=== BRANO SCELTO ===
Riceviamo e volentieri pubblichiamo questa prima riflessione scritta a caldo dai compagni del Laboratorio politico Iskra su una settimana di continue mobilitazioni nella città di Napoli – che ha visto anche la animata protesta degli operai della Whirpool contro la chiusura della fabbrica. I temi toccati (o soltanto sfiorati) in questo testo sono molteplici, complicati e intrecciati. Andranno discussi in profondità, con il massimo impegno comune per approssimarci il più possibile alla realtà e alle dinamiche delle diverse classi sociali, dei diversi strati sociali e delle ancor più diverse forze politiche che si sono poste in movimento in quest’ultimo periodo. Per intanto, mettendo in fila lo sciopero dei facchini e dei driver della logistica del 23 ottobre, l’iniziativa del Patto d’azione di sabato 24 ottobre con la messa al centro delle necessità proletarie più urgenti, e le successive manifestazioni di piazza di Napoli, Roma (ieri) e altre città, possiamo registrare che le cose cominciano a muoversi. Ma è soltanto l’inizio. Un pungolo per il grosso del nostro esercito di classe che è ancora fermo, e sul quale – con un misto di brutalità e di abilità – operano governo, Confindustria e apparati di Cgil-Cisl-Uil.

Estratti di dati:
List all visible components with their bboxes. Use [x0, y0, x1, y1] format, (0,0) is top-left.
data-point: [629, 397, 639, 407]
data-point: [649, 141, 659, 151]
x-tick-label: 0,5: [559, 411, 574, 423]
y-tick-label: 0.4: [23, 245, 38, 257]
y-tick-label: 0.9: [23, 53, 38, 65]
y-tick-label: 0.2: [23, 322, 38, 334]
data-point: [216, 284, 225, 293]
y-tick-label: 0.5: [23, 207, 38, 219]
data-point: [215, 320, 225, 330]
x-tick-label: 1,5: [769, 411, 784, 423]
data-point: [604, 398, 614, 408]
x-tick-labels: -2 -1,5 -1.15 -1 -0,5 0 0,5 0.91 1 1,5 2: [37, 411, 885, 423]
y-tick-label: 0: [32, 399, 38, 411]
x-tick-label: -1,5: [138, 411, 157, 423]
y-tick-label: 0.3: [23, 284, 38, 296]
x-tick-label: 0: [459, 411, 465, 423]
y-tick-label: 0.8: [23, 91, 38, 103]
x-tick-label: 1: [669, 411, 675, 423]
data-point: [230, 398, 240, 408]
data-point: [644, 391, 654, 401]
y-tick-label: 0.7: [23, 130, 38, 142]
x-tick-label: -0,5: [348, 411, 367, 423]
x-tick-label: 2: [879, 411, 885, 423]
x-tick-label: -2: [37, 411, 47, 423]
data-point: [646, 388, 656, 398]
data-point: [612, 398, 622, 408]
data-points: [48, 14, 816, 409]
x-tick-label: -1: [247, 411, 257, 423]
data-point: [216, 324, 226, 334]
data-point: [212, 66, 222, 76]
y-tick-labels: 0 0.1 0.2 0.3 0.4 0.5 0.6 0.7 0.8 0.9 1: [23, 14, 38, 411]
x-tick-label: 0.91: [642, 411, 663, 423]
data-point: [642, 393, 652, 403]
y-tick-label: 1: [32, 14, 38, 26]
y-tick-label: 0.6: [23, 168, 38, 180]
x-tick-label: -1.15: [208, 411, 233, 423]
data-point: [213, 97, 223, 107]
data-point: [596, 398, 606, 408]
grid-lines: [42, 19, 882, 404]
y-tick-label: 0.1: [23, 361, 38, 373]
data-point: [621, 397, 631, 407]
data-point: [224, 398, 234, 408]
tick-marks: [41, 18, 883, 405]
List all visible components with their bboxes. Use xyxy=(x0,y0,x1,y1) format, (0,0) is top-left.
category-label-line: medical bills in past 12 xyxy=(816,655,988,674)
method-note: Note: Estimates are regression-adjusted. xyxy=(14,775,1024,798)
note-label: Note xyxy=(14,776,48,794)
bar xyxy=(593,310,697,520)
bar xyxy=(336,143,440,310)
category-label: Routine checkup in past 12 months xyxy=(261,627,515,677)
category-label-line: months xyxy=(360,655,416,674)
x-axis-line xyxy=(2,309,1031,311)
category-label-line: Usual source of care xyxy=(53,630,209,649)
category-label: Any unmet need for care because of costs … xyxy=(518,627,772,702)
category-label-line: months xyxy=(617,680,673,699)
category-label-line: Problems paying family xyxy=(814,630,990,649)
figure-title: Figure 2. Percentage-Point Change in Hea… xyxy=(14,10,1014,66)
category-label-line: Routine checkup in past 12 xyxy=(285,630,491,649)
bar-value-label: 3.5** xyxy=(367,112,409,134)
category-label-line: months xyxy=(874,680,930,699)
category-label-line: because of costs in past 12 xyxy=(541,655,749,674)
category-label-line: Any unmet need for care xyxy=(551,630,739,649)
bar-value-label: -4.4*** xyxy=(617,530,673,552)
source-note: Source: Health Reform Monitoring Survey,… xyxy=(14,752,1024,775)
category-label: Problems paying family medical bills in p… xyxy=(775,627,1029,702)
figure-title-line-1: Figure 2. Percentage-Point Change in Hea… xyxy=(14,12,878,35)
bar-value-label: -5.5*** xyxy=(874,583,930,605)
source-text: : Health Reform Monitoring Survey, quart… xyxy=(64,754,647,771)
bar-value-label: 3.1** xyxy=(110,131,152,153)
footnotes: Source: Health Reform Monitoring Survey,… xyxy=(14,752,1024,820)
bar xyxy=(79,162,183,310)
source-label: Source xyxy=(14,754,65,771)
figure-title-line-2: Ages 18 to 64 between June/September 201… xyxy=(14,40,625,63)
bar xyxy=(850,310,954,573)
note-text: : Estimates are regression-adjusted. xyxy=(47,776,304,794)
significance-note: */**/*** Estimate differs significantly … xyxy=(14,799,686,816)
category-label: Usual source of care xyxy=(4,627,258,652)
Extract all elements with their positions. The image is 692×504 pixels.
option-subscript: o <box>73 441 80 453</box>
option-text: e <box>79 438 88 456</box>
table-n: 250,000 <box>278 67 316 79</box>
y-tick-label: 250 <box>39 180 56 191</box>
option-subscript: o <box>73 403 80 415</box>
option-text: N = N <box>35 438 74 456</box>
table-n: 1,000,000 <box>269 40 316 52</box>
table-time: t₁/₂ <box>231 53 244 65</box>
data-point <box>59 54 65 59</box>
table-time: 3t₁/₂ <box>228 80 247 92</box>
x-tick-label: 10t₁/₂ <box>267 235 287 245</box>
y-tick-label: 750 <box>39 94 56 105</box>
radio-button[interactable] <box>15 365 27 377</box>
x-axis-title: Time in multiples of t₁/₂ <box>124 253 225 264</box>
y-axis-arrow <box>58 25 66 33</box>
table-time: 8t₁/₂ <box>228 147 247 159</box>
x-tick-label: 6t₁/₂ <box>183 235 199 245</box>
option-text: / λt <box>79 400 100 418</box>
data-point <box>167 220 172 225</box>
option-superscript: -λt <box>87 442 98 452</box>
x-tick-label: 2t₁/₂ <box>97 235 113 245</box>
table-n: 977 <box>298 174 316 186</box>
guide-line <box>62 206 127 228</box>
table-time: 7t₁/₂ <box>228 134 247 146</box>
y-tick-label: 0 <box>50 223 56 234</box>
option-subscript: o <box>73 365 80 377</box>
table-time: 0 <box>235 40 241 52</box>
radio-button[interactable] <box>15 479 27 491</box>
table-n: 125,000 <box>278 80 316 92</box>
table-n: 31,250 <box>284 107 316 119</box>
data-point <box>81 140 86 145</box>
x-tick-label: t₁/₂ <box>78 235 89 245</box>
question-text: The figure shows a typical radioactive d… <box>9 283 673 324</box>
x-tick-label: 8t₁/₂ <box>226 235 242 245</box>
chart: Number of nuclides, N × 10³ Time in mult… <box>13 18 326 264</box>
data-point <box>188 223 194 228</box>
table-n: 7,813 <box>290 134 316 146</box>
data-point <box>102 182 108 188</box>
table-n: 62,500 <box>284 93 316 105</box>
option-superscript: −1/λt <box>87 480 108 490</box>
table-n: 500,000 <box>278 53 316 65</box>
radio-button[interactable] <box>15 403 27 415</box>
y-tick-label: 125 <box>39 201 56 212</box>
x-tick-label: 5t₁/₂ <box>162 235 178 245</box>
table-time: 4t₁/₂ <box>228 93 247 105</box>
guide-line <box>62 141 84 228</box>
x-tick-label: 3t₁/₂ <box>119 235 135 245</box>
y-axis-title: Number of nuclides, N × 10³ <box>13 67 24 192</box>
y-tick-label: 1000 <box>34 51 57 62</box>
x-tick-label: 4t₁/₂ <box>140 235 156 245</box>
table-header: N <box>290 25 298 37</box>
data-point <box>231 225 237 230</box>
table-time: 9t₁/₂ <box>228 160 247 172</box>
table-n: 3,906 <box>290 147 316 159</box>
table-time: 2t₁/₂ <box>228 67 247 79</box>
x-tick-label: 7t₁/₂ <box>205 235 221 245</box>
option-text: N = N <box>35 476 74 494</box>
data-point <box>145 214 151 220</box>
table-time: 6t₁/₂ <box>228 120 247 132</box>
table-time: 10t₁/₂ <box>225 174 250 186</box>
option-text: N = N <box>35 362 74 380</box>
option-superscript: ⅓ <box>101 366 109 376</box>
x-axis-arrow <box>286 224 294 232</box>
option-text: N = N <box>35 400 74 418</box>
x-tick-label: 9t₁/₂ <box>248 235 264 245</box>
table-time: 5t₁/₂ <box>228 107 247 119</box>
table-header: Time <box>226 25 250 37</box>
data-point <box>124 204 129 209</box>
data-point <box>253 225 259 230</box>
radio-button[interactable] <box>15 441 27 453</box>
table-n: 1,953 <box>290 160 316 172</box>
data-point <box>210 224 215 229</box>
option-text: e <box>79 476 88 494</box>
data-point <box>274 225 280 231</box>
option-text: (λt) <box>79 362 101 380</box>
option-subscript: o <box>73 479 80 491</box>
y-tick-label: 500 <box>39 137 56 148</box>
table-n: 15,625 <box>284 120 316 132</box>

=== CONSEGNA 1 ===
Elenca chi, secondo il brano scelto, agisce sul grosso dell'esercito di classe ancora fermo.
=== CONSEGNA 2 ===
Nel brano scelto, contro che cosa protestano gli operai della Whirpool?

=== SOLUZIONE SVOLTA 1 ===
Governo, Confindustria e apparati di Cgil-Cisl-Uil.

=== SOLUZIONE SVOLTA 2 ===
Contro la chiusura della fabbrica.